┌────────

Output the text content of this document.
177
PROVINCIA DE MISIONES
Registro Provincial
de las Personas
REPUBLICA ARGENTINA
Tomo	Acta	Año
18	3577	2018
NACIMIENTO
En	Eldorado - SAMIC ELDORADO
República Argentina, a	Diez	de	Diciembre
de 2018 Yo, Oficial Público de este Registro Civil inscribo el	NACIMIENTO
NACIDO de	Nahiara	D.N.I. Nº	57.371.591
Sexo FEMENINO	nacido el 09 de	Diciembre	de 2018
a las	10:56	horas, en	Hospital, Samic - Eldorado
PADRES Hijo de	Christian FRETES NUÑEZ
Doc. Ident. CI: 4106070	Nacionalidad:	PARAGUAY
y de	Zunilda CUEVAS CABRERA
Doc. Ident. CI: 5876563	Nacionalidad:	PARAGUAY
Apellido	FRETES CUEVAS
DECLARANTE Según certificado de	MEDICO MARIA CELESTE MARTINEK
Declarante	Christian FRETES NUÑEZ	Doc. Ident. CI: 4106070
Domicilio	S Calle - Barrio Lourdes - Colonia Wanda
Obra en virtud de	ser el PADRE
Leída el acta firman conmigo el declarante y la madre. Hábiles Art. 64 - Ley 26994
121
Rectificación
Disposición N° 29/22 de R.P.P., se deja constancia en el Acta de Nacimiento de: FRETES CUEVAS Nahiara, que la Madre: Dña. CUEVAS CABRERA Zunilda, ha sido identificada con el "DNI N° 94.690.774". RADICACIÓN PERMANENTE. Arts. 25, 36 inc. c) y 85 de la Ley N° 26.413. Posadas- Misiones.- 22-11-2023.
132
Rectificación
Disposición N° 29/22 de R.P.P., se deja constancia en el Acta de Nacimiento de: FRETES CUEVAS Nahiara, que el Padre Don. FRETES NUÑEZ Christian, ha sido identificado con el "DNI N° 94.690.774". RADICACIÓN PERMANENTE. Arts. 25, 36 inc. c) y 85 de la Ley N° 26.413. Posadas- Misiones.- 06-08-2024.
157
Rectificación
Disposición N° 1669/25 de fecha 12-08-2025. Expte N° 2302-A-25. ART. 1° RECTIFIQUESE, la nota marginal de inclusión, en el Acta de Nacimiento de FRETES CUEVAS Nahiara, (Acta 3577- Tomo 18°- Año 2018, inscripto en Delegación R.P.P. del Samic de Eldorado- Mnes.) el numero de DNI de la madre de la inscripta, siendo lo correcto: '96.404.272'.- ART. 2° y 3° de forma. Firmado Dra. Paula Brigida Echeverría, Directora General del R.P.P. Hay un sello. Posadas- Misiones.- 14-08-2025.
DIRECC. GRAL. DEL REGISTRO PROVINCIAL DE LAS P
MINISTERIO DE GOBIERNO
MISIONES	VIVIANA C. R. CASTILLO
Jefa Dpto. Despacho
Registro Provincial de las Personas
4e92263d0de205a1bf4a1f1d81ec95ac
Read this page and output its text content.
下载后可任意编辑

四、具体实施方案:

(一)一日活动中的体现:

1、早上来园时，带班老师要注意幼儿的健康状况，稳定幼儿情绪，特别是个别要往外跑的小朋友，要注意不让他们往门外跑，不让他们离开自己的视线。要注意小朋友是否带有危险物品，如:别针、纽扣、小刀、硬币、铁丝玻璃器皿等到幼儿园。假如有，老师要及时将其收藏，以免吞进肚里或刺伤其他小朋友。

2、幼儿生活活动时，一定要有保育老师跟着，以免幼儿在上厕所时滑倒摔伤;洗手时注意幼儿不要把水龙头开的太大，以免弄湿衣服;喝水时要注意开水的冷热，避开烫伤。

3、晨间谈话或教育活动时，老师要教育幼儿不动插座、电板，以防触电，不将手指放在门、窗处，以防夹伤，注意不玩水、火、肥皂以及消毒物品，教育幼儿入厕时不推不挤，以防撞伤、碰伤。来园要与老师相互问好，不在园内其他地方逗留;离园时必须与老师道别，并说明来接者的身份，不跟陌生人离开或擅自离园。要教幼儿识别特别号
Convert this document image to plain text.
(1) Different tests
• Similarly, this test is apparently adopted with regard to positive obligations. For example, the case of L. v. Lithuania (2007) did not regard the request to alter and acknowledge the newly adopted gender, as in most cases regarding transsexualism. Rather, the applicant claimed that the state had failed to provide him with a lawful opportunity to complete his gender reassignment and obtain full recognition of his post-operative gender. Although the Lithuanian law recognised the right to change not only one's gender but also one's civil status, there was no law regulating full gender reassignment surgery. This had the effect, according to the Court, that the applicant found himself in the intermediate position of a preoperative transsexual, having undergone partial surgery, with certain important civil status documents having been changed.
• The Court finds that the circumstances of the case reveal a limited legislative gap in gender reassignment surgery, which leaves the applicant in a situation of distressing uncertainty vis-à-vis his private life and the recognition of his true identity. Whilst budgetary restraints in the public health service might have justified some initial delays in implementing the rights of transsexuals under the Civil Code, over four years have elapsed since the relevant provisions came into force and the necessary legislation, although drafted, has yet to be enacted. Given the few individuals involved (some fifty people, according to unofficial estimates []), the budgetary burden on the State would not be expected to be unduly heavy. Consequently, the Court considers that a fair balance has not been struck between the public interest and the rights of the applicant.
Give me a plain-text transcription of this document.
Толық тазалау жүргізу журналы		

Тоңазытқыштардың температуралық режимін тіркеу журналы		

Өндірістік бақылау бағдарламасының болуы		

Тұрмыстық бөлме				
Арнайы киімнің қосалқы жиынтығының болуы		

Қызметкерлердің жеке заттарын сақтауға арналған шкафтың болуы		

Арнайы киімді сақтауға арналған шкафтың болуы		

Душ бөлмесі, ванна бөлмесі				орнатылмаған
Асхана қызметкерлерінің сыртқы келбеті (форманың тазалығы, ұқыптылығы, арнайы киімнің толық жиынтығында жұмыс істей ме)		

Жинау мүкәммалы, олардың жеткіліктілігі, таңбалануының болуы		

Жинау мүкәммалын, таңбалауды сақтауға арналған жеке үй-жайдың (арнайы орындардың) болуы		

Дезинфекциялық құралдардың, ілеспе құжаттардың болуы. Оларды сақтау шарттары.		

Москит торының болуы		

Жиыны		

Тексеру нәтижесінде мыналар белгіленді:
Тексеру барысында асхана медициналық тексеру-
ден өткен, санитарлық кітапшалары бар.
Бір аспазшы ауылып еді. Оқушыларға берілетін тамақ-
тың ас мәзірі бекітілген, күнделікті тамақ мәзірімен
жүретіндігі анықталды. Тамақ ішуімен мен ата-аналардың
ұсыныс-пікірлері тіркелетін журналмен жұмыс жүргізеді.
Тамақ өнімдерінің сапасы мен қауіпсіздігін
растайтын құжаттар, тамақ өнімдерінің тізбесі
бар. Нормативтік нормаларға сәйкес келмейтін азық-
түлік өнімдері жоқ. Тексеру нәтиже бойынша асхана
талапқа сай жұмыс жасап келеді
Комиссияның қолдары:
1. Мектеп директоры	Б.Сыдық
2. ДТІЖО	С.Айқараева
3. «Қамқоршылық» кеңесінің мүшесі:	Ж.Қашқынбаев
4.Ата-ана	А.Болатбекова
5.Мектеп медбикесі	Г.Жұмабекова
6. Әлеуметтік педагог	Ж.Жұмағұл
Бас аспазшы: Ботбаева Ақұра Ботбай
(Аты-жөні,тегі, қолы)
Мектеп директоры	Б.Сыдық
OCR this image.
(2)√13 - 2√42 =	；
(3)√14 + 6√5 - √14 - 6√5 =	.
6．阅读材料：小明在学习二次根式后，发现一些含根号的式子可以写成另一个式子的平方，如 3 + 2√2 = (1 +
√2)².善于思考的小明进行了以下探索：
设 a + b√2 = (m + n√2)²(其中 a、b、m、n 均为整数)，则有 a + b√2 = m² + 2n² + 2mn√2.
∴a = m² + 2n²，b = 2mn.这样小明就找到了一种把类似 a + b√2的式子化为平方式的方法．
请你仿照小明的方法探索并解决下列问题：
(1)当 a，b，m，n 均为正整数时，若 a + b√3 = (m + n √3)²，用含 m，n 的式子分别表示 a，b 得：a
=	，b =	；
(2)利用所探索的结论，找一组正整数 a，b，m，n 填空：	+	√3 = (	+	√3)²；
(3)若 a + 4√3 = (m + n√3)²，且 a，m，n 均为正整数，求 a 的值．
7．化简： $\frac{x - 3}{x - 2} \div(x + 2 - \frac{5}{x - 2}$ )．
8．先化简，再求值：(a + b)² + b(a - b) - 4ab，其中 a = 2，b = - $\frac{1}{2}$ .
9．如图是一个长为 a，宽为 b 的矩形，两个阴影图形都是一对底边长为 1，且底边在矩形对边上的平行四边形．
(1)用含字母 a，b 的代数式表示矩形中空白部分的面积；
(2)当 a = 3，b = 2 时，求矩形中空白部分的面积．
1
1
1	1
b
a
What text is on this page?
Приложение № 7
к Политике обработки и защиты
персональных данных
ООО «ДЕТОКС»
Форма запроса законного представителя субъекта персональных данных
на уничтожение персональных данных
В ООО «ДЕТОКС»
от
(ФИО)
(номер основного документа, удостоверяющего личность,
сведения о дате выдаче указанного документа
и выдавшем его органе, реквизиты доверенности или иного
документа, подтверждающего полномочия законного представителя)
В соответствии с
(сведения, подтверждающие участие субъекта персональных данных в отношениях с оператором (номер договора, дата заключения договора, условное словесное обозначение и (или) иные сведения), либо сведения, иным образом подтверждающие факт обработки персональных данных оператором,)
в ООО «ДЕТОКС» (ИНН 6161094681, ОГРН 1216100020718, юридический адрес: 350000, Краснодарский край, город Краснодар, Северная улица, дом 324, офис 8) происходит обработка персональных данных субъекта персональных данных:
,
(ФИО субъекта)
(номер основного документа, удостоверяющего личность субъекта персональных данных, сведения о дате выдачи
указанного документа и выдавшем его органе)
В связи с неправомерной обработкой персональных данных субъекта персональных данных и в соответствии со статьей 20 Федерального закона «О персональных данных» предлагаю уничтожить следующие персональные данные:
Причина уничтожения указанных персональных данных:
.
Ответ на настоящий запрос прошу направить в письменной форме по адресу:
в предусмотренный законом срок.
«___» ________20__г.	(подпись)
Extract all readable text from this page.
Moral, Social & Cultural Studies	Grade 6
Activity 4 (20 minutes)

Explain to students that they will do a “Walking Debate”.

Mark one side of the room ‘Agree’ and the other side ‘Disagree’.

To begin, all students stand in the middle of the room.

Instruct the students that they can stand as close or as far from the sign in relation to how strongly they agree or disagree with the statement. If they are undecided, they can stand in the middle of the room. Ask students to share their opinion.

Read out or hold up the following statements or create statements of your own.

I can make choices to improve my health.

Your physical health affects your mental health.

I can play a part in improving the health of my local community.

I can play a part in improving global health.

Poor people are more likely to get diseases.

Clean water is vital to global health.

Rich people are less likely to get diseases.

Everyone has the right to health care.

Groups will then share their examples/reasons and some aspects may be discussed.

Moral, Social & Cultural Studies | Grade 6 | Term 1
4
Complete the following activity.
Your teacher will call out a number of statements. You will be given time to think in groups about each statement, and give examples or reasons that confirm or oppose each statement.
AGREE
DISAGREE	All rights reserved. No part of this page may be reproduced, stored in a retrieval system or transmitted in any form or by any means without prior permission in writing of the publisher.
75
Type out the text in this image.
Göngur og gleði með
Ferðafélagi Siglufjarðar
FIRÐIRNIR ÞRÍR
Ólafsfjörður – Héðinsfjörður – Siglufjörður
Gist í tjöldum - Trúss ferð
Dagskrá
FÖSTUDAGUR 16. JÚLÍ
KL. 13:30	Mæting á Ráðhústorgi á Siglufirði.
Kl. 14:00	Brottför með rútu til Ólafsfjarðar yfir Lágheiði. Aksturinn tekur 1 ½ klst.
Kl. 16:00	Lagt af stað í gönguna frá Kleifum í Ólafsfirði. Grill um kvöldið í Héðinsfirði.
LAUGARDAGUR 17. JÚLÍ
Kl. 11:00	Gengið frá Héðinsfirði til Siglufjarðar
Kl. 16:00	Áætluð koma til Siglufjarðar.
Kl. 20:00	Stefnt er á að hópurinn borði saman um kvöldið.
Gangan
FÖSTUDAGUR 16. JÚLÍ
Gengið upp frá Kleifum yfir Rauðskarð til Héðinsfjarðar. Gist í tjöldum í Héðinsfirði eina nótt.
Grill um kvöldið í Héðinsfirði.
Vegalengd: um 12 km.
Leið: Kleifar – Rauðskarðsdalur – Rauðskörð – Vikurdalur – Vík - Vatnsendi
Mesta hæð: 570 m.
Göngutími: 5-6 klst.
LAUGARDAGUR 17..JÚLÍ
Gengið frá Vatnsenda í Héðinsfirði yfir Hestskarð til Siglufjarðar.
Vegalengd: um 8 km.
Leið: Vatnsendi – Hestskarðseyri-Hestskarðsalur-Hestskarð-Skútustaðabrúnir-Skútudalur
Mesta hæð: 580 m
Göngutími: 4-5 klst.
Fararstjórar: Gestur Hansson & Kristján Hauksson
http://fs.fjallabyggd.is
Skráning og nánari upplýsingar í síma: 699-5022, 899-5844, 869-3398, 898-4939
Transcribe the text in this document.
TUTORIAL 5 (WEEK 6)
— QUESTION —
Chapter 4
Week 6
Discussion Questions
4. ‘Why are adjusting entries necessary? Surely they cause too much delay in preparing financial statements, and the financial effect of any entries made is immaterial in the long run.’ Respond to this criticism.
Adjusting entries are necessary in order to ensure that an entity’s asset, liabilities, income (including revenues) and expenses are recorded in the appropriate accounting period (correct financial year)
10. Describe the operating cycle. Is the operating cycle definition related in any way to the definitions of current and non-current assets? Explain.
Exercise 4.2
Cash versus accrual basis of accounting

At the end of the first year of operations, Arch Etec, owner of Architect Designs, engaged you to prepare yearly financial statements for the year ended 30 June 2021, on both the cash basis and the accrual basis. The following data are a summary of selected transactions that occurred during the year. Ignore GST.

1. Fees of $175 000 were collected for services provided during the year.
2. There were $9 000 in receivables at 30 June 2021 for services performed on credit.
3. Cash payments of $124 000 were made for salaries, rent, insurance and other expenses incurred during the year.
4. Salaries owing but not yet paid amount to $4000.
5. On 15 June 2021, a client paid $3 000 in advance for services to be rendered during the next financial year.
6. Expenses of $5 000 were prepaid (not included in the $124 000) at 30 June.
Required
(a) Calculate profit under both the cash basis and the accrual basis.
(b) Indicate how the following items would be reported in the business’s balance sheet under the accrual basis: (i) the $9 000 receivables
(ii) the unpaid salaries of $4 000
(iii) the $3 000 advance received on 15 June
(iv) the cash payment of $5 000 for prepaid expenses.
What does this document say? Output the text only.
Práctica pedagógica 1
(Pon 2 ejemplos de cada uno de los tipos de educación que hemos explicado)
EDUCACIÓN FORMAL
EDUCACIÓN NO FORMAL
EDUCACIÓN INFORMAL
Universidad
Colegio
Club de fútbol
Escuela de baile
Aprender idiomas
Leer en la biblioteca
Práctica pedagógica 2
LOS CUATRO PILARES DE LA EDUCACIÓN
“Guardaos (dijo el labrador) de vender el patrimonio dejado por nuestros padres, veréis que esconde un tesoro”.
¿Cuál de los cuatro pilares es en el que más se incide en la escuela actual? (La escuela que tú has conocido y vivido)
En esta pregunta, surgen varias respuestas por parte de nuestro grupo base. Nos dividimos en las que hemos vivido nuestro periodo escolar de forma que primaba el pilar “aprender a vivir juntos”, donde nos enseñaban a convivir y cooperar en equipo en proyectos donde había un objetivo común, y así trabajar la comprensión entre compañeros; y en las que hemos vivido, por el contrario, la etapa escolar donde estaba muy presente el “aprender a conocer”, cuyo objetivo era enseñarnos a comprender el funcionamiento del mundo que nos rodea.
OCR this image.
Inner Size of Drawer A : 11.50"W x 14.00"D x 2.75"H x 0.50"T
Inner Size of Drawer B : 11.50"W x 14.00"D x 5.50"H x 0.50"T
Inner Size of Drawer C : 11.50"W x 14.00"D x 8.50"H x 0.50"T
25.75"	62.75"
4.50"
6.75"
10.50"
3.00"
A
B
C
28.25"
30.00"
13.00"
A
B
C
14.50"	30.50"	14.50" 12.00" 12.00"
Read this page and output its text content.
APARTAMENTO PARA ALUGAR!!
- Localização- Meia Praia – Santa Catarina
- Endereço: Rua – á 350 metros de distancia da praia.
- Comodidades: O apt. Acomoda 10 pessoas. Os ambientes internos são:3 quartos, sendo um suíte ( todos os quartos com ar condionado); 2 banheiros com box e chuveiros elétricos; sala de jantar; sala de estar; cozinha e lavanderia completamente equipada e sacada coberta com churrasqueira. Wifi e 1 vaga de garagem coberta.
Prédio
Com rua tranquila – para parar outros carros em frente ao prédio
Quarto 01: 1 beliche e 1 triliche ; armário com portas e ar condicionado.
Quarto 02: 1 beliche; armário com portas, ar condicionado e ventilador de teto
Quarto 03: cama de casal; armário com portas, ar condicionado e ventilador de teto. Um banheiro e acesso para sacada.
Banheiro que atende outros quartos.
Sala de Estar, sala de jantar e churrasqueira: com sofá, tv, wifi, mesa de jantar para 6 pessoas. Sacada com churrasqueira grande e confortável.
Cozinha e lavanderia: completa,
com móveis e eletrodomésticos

└────────

◆ **SHORT EXERCISE**: Pull out each line holding the string "Gengið".

◆ **SOLUTION TO THE EXERCISE**:
Kl. 11:00	Gengið frá Héðinsfirði til Siglufjarðar
Gengið upp frá Kleifum yfir Rauðskarð til Héðinsfjarðar. Gist í tjöldum í Héðinsfirði eina nótt.
Gengið frá Vatnsenda í Héðinsfirði yfir Hestskarð til Siglufjarðar.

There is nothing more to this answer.